-- GIVEN PASSAGE --
######
# Creative sound card or onboard



## PoptartBoi (May 24, 2016)

I have a Creative sound blaster Audigy SE will my sound be better on my motherboard or the card?


Sound card: http://us.creative.com/p/sound-blaster/sound-blaster-audigy-se

Motherboard( Gigabyte 78LMT- USB3) : http://www.gigabyte.com/products/product-page.aspx?pid=5195#ov


----------



## Jack1n (May 24, 2016)

If you already own the sound card then yes but if you are planning on buying one to replace the onboard solution then its not worth it.


----------



## rtwjunkie (May 24, 2016)

If you were getting a SoundBlaster Z, then it would be worth it.  Otherwise, onboard sound, unless you already have a card like you do. 

Creative has been providing updated drivers for Windows 10 for their Extreme Gamer and for the Z series, which is commendable (they work well too).  Are they doing that for the Audigy SE as well?  That would be my only concern there.


----------



## natr0n (May 24, 2016)

Most of the time even the cheap audio cards sound better than integrated.

Your Audigy SE will blow that mobos sound out the water.


http://danielkawakami.blogspot.com/2015/09/sb-audigy-series-support-pack-61.html

http://danielkawakami.blogspot.com/2015/08/p17x-series-support-pack-31-audigy.html


----------



## Ferrum Master (May 24, 2016)
######
-- MATERIAL --
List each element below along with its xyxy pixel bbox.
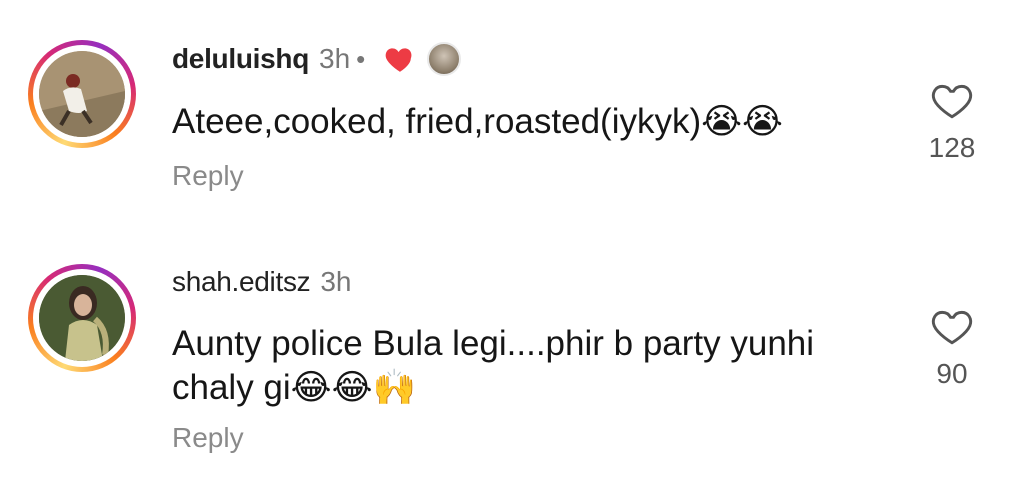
######
-- WHAT YOU NEED TO DO --
#1 Translate this sentence from the sound card thread into Spanish: "Most of the time even the cheap audio cards sound better than integrated."
#2 Write the next part of the forum thread about the Creative sound card versus onboard audio, starting with the post under the last header shown.

-- RESPONSES TO THE TASKS --
#1 La mayoría de las veces, incluso las tarjetas de audio baratas suenan mejor que las integradas.

#2
WM8768 vs ALC892 are very close actually. Due to more metal audigy wins by a hair... but both solutions are horrid to my ears... I owned a that Audigy to... also the RTL used a bit...


----------



## Frick (May 24, 2016)

Protip is to look for a used SB0460, they're usually very cheap (less than €10 where I live) and they are quite good. It made a huuuuuuuuuge difference even with my crappy Logitech Z523 set, it's actually unbelieveble.


----------



## Ferrum Master (May 24, 2016)

Frick said:


> Protip is to look for a used SB4060, they're usually very cheap (less than €10 where I live) and they are quite good. It made a huuuuuuuuuge difference even with my crappy Logitech Z523 set, it's actually unbelieveble.



you mean SB0460?


----------



## Frick (May 24, 2016)

Ferrum Master said:


> you mean SB0460?



Yes that. Dell shipped them with their towers in the day so there seems to be a lot of them around.


----------



## Ferrum Master (May 24, 2016)

Frick said:


> Yes that. Dell shipped them with their towers in the day so there seems to be a lot of them around.



I got few too from UK for like 10ounds. Some had the funny controllers also on the other side. But they perform superb still! Drivers are fine.

I completely vouch for a used X-Fi as I use one still too. 

There is on UK ebay a bid for a Sound Blaster X-Fi Elite Pro with the breakout box. BTW that box uses PCM1794A... and that's a nice sounding piece of silicon still, despite the age.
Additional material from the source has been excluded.